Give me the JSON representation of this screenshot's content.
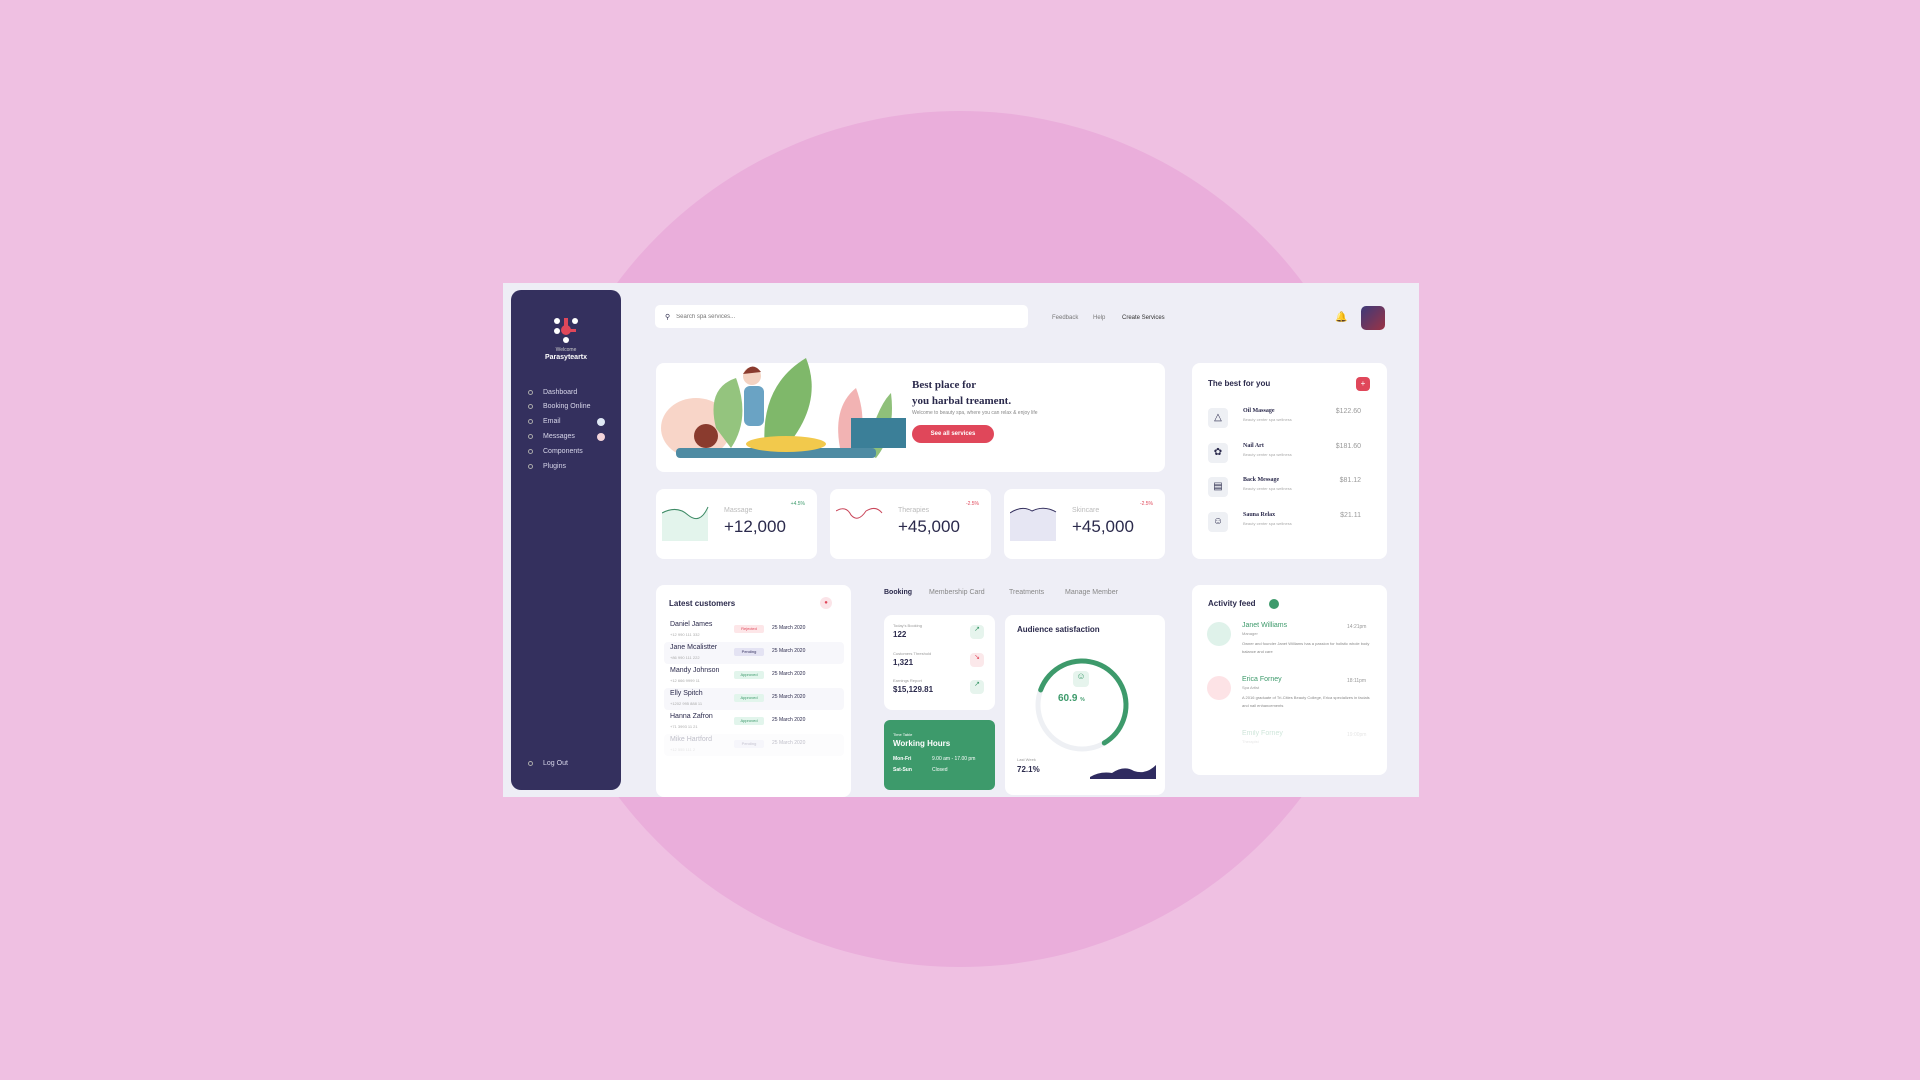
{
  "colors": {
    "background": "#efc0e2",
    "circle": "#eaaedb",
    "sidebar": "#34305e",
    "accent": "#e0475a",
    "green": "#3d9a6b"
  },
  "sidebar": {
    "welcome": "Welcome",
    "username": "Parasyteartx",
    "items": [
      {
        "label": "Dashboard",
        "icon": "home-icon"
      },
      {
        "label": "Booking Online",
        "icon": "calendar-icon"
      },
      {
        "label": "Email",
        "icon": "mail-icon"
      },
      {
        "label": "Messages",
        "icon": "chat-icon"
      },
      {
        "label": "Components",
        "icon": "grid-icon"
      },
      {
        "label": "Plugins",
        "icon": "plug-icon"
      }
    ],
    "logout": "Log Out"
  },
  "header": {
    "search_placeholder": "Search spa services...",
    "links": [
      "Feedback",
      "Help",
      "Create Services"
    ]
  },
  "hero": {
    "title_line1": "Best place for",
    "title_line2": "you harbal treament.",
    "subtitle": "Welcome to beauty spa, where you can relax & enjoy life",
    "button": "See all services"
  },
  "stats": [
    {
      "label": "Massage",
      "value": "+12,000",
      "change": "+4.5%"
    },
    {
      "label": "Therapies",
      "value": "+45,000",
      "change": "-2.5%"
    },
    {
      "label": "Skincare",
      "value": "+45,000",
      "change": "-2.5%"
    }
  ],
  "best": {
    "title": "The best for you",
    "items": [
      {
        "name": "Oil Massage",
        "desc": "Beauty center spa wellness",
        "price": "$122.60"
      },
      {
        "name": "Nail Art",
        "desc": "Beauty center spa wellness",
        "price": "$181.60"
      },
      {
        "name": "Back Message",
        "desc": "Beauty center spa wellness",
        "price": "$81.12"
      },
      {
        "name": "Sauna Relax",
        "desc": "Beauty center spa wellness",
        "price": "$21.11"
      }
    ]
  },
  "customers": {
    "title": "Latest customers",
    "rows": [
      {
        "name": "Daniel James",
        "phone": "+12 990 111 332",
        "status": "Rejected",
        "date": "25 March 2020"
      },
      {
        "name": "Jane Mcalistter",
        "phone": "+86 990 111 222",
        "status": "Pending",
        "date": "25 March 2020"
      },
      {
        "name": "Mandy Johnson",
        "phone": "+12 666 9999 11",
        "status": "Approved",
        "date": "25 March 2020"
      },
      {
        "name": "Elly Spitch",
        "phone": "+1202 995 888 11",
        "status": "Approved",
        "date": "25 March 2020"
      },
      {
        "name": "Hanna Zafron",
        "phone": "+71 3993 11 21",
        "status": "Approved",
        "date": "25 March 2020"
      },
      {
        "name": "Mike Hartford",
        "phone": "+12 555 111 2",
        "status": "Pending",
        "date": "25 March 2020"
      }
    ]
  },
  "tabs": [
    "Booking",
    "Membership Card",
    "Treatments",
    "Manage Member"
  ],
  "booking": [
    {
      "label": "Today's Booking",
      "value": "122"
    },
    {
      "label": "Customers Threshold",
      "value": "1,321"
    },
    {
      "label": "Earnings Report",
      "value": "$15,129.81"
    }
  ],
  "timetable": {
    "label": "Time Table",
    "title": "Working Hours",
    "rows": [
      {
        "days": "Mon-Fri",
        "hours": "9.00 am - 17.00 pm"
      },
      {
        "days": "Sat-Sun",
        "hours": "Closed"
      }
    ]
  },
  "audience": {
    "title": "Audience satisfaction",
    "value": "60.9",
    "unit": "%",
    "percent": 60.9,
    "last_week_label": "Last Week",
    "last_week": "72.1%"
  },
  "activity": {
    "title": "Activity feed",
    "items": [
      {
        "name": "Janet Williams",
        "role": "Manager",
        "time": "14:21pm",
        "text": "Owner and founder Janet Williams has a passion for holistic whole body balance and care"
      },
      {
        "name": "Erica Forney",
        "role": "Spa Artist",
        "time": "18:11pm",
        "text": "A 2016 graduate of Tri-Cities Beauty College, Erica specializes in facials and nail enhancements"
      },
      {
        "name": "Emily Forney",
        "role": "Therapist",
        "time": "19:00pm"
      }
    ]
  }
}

- _WORK TO COMPLETE_:
Extract every line containing the string "Janet" from the data above.

- _EXERCISE SOLUTION_:
        "name": "Janet Williams",
        "text": "Owner and founder Janet Williams has a passion for holistic whole body balance and care"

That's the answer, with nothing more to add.